Data listing:
————

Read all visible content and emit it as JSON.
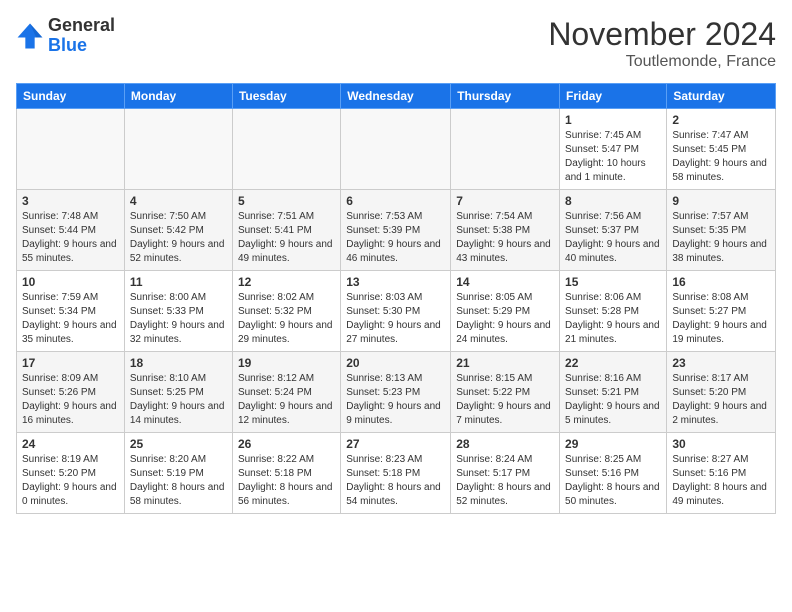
{
  "header": {
    "logo_general": "General",
    "logo_blue": "Blue",
    "month_year": "November 2024",
    "location": "Toutlemonde, France"
  },
  "weekdays": [
    "Sunday",
    "Monday",
    "Tuesday",
    "Wednesday",
    "Thursday",
    "Friday",
    "Saturday"
  ],
  "weeks": [
    [
      {
        "day": "",
        "info": ""
      },
      {
        "day": "",
        "info": ""
      },
      {
        "day": "",
        "info": ""
      },
      {
        "day": "",
        "info": ""
      },
      {
        "day": "",
        "info": ""
      },
      {
        "day": "1",
        "info": "Sunrise: 7:45 AM\nSunset: 5:47 PM\nDaylight: 10 hours and 1 minute."
      },
      {
        "day": "2",
        "info": "Sunrise: 7:47 AM\nSunset: 5:45 PM\nDaylight: 9 hours and 58 minutes."
      }
    ],
    [
      {
        "day": "3",
        "info": "Sunrise: 7:48 AM\nSunset: 5:44 PM\nDaylight: 9 hours and 55 minutes."
      },
      {
        "day": "4",
        "info": "Sunrise: 7:50 AM\nSunset: 5:42 PM\nDaylight: 9 hours and 52 minutes."
      },
      {
        "day": "5",
        "info": "Sunrise: 7:51 AM\nSunset: 5:41 PM\nDaylight: 9 hours and 49 minutes."
      },
      {
        "day": "6",
        "info": "Sunrise: 7:53 AM\nSunset: 5:39 PM\nDaylight: 9 hours and 46 minutes."
      },
      {
        "day": "7",
        "info": "Sunrise: 7:54 AM\nSunset: 5:38 PM\nDaylight: 9 hours and 43 minutes."
      },
      {
        "day": "8",
        "info": "Sunrise: 7:56 AM\nSunset: 5:37 PM\nDaylight: 9 hours and 40 minutes."
      },
      {
        "day": "9",
        "info": "Sunrise: 7:57 AM\nSunset: 5:35 PM\nDaylight: 9 hours and 38 minutes."
      }
    ],
    [
      {
        "day": "10",
        "info": "Sunrise: 7:59 AM\nSunset: 5:34 PM\nDaylight: 9 hours and 35 minutes."
      },
      {
        "day": "11",
        "info": "Sunrise: 8:00 AM\nSunset: 5:33 PM\nDaylight: 9 hours and 32 minutes."
      },
      {
        "day": "12",
        "info": "Sunrise: 8:02 AM\nSunset: 5:32 PM\nDaylight: 9 hours and 29 minutes."
      },
      {
        "day": "13",
        "info": "Sunrise: 8:03 AM\nSunset: 5:30 PM\nDaylight: 9 hours and 27 minutes."
      },
      {
        "day": "14",
        "info": "Sunrise: 8:05 AM\nSunset: 5:29 PM\nDaylight: 9 hours and 24 minutes."
      },
      {
        "day": "15",
        "info": "Sunrise: 8:06 AM\nSunset: 5:28 PM\nDaylight: 9 hours and 21 minutes."
      },
      {
        "day": "16",
        "info": "Sunrise: 8:08 AM\nSunset: 5:27 PM\nDaylight: 9 hours and 19 minutes."
      }
    ],
    [
      {
        "day": "17",
        "info": "Sunrise: 8:09 AM\nSunset: 5:26 PM\nDaylight: 9 hours and 16 minutes."
      },
      {
        "day": "18",
        "info": "Sunrise: 8:10 AM\nSunset: 5:25 PM\nDaylight: 9 hours and 14 minutes."
      },
      {
        "day": "19",
        "info": "Sunrise: 8:12 AM\nSunset: 5:24 PM\nDaylight: 9 hours and 12 minutes."
      },
      {
        "day": "20",
        "info": "Sunrise: 8:13 AM\nSunset: 5:23 PM\nDaylight: 9 hours and 9 minutes."
      },
      {
        "day": "21",
        "info": "Sunrise: 8:15 AM\nSunset: 5:22 PM\nDaylight: 9 hours and 7 minutes."
      },
      {
        "day": "22",
        "info": "Sunrise: 8:16 AM\nSunset: 5:21 PM\nDaylight: 9 hours and 5 minutes."
      },
      {
        "day": "23",
        "info": "Sunrise: 8:17 AM\nSunset: 5:20 PM\nDaylight: 9 hours and 2 minutes."
      }
    ],
    [
      {
        "day": "24",
        "info": "Sunrise: 8:19 AM\nSunset: 5:20 PM\nDaylight: 9 hours and 0 minutes."
      },
      {
        "day": "25",
        "info": "Sunrise: 8:20 AM\nSunset: 5:19 PM\nDaylight: 8 hours and 58 minutes."
      },
      {
        "day": "26",
        "info": "Sunrise: 8:22 AM\nSunset: 5:18 PM\nDaylight: 8 hours and 56 minutes."
      },
      {
        "day": "27",
        "info": "Sunrise: 8:23 AM\nSunset: 5:18 PM\nDaylight: 8 hours and 54 minutes."
      },
      {
        "day": "28",
        "info": "Sunrise: 8:24 AM\nSunset: 5:17 PM\nDaylight: 8 hours and 52 minutes."
      },
      {
        "day": "29",
        "info": "Sunrise: 8:25 AM\nSunset: 5:16 PM\nDaylight: 8 hours and 50 minutes."
      },
      {
        "day": "30",
        "info": "Sunrise: 8:27 AM\nSunset: 5:16 PM\nDaylight: 8 hours and 49 minutes."
      }
    ]
  ]
}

————

#### Direction:
Without the pictures, return all the records precisely as they stand.

#### Written response:
Read all visible content and emit it as JSON.
{
  "header": {
    "logo_general": "General",
    "logo_blue": "Blue",
    "month_year": "November 2024",
    "location": "Toutlemonde, France"
  },
  "weekdays": [
    "Sunday",
    "Monday",
    "Tuesday",
    "Wednesday",
    "Thursday",
    "Friday",
    "Saturday"
  ],
  "weeks": [
    [
      {
        "day": "",
        "info": ""
      },
      {
        "day": "",
        "info": ""
      },
      {
        "day": "",
        "info": ""
      },
      {
        "day": "",
        "info": ""
      },
      {
        "day": "",
        "info": ""
      },
      {
        "day": "1",
        "info": "Sunrise: 7:45 AM\nSunset: 5:47 PM\nDaylight: 10 hours and 1 minute."
      },
      {
        "day": "2",
        "info": "Sunrise: 7:47 AM\nSunset: 5:45 PM\nDaylight: 9 hours and 58 minutes."
      }
    ],
    [
      {
        "day": "3",
        "info": "Sunrise: 7:48 AM\nSunset: 5:44 PM\nDaylight: 9 hours and 55 minutes."
      },
      {
        "day": "4",
        "info": "Sunrise: 7:50 AM\nSunset: 5:42 PM\nDaylight: 9 hours and 52 minutes."
      },
      {
        "day": "5",
        "info": "Sunrise: 7:51 AM\nSunset: 5:41 PM\nDaylight: 9 hours and 49 minutes."
      },
      {
        "day": "6",
        "info": "Sunrise: 7:53 AM\nSunset: 5:39 PM\nDaylight: 9 hours and 46 minutes."
      },
      {
        "day": "7",
        "info": "Sunrise: 7:54 AM\nSunset: 5:38 PM\nDaylight: 9 hours and 43 minutes."
      },
      {
        "day": "8",
        "info": "Sunrise: 7:56 AM\nSunset: 5:37 PM\nDaylight: 9 hours and 40 minutes."
      },
      {
        "day": "9",
        "info": "Sunrise: 7:57 AM\nSunset: 5:35 PM\nDaylight: 9 hours and 38 minutes."
      }
    ],
    [
      {
        "day": "10",
        "info": "Sunrise: 7:59 AM\nSunset: 5:34 PM\nDaylight: 9 hours and 35 minutes."
      },
      {
        "day": "11",
        "info": "Sunrise: 8:00 AM\nSunset: 5:33 PM\nDaylight: 9 hours and 32 minutes."
      },
      {
        "day": "12",
        "info": "Sunrise: 8:02 AM\nSunset: 5:32 PM\nDaylight: 9 hours and 29 minutes."
      },
      {
        "day": "13",
        "info": "Sunrise: 8:03 AM\nSunset: 5:30 PM\nDaylight: 9 hours and 27 minutes."
      },
      {
        "day": "14",
        "info": "Sunrise: 8:05 AM\nSunset: 5:29 PM\nDaylight: 9 hours and 24 minutes."
      },
      {
        "day": "15",
        "info": "Sunrise: 8:06 AM\nSunset: 5:28 PM\nDaylight: 9 hours and 21 minutes."
      },
      {
        "day": "16",
        "info": "Sunrise: 8:08 AM\nSunset: 5:27 PM\nDaylight: 9 hours and 19 minutes."
      }
    ],
    [
      {
        "day": "17",
        "info": "Sunrise: 8:09 AM\nSunset: 5:26 PM\nDaylight: 9 hours and 16 minutes."
      },
      {
        "day": "18",
        "info": "Sunrise: 8:10 AM\nSunset: 5:25 PM\nDaylight: 9 hours and 14 minutes."
      },
      {
        "day": "19",
        "info": "Sunrise: 8:12 AM\nSunset: 5:24 PM\nDaylight: 9 hours and 12 minutes."
      },
      {
        "day": "20",
        "info": "Sunrise: 8:13 AM\nSunset: 5:23 PM\nDaylight: 9 hours and 9 minutes."
      },
      {
        "day": "21",
        "info": "Sunrise: 8:15 AM\nSunset: 5:22 PM\nDaylight: 9 hours and 7 minutes."
      },
      {
        "day": "22",
        "info": "Sunrise: 8:16 AM\nSunset: 5:21 PM\nDaylight: 9 hours and 5 minutes."
      },
      {
        "day": "23",
        "info": "Sunrise: 8:17 AM\nSunset: 5:20 PM\nDaylight: 9 hours and 2 minutes."
      }
    ],
    [
      {
        "day": "24",
        "info": "Sunrise: 8:19 AM\nSunset: 5:20 PM\nDaylight: 9 hours and 0 minutes."
      },
      {
        "day": "25",
        "info": "Sunrise: 8:20 AM\nSunset: 5:19 PM\nDaylight: 8 hours and 58 minutes."
      },
      {
        "day": "26",
        "info": "Sunrise: 8:22 AM\nSunset: 5:18 PM\nDaylight: 8 hours and 56 minutes."
      },
      {
        "day": "27",
        "info": "Sunrise: 8:23 AM\nSunset: 5:18 PM\nDaylight: 8 hours and 54 minutes."
      },
      {
        "day": "28",
        "info": "Sunrise: 8:24 AM\nSunset: 5:17 PM\nDaylight: 8 hours and 52 minutes."
      },
      {
        "day": "29",
        "info": "Sunrise: 8:25 AM\nSunset: 5:16 PM\nDaylight: 8 hours and 50 minutes."
      },
      {
        "day": "30",
        "info": "Sunrise: 8:27 AM\nSunset: 5:16 PM\nDaylight: 8 hours and 49 minutes."
      }
    ]
  ]
}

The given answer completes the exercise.